### SUPPLIED MATERIAL

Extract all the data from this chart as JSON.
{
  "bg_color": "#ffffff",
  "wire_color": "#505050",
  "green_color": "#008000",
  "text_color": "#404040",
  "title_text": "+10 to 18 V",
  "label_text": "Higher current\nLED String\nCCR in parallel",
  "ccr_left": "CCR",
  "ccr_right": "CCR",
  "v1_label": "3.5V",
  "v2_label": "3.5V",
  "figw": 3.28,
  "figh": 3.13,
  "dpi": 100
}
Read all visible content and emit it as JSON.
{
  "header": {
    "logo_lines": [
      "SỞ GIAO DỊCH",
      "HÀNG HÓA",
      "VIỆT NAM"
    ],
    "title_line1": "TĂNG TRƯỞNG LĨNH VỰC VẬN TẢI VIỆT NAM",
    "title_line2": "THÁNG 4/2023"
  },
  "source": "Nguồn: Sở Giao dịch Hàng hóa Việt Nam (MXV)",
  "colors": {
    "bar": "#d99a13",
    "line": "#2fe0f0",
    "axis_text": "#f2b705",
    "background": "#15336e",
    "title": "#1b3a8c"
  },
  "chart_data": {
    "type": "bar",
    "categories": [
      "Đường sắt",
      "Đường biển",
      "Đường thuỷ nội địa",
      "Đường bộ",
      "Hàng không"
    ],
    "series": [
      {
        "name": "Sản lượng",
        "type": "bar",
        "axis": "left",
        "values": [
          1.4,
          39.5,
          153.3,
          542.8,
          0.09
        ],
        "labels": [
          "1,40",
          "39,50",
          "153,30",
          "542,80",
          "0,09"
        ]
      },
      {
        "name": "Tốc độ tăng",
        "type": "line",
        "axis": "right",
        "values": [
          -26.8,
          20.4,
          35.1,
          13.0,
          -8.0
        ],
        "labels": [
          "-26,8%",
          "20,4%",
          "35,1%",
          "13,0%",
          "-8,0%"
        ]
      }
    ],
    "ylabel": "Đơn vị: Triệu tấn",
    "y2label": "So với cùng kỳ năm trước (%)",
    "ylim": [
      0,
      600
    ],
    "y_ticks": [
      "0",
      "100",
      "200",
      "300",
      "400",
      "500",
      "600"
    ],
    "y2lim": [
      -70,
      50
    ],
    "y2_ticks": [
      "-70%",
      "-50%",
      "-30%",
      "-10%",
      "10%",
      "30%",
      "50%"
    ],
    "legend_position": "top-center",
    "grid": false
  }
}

######

* DIRECTIONS FOR THIS TASK: Reproduce all the records precisely.

* SOLUTION TO THIS EXERCISE:
Extract all the data from this chart as JSON.
{
  "bg_color": "#ffffff",
  "wire_color": "#505050",
  "green_color": "#008000",
  "text_color": "#404040",
  "title_text": "+10 to 18 V",
  "label_text": "Higher current\nLED String\nCCR in parallel",
  "ccr_left": "CCR",
  "ccr_right": "CCR",
  "v1_label": "3.5V",
  "v2_label": "3.5V",
  "figw": 3.28,
  "figh": 3.13,
  "dpi": 100
}
Read all visible content and emit it as JSON.
{
  "header": {
    "logo_lines": [
      "SỞ GIAO DỊCH",
      "HÀNG HÓA",
      "VIỆT NAM"
    ],
    "title_line1": "TĂNG TRƯỞNG LĨNH VỰC VẬN TẢI VIỆT NAM",
    "title_line2": "THÁNG 4/2023"
  },
  "source": "Nguồn: Sở Giao dịch Hàng hóa Việt Nam (MXV)",
  "colors": {
    "bar": "#d99a13",
    "line": "#2fe0f0",
    "axis_text": "#f2b705",
    "background": "#15336e",
    "title": "#1b3a8c"
  },
  "chart_data": {
    "type": "bar",
    "categories": [
      "Đường sắt",
      "Đường biển",
      "Đường thuỷ nội địa",
      "Đường bộ",
      "Hàng không"
    ],
    "series": [
      {
        "name": "Sản lượng",
        "type": "bar",
        "axis": "left",
        "values": [
          1.4,
          39.5,
          153.3,
          542.8,
          0.09
        ],
        "labels": [
          "1,40",
          "39,50",
          "153,30",
          "542,80",
          "0,09"
        ]
      },
      {
        "name": "Tốc độ tăng",
        "type": "line",
        "axis": "right",
        "values": [
          -26.8,
          20.4,
          35.1,
          13.0,
          -8.0
        ],
        "labels": [
          "-26,8%",
          "20,4%",
          "35,1%",
          "13,0%",
          "-8,0%"
        ]
      }
    ],
    "ylabel": "Đơn vị: Triệu tấn",
    "y2label": "So với cùng kỳ năm trước (%)",
    "ylim": [
      0,
      600
    ],
    "y_ticks": [
      "0",
      "100",
      "200",
      "300",
      "400",
      "500",
      "600"
    ],
    "y2lim": [
      -70,
      50
    ],
    "y2_ticks": [
      "-70%",
      "-50%",
      "-30%",
      "-10%",
      "10%",
      "30%",
      "50%"
    ],
    "legend_position": "top-center",
    "grid": false
  }
}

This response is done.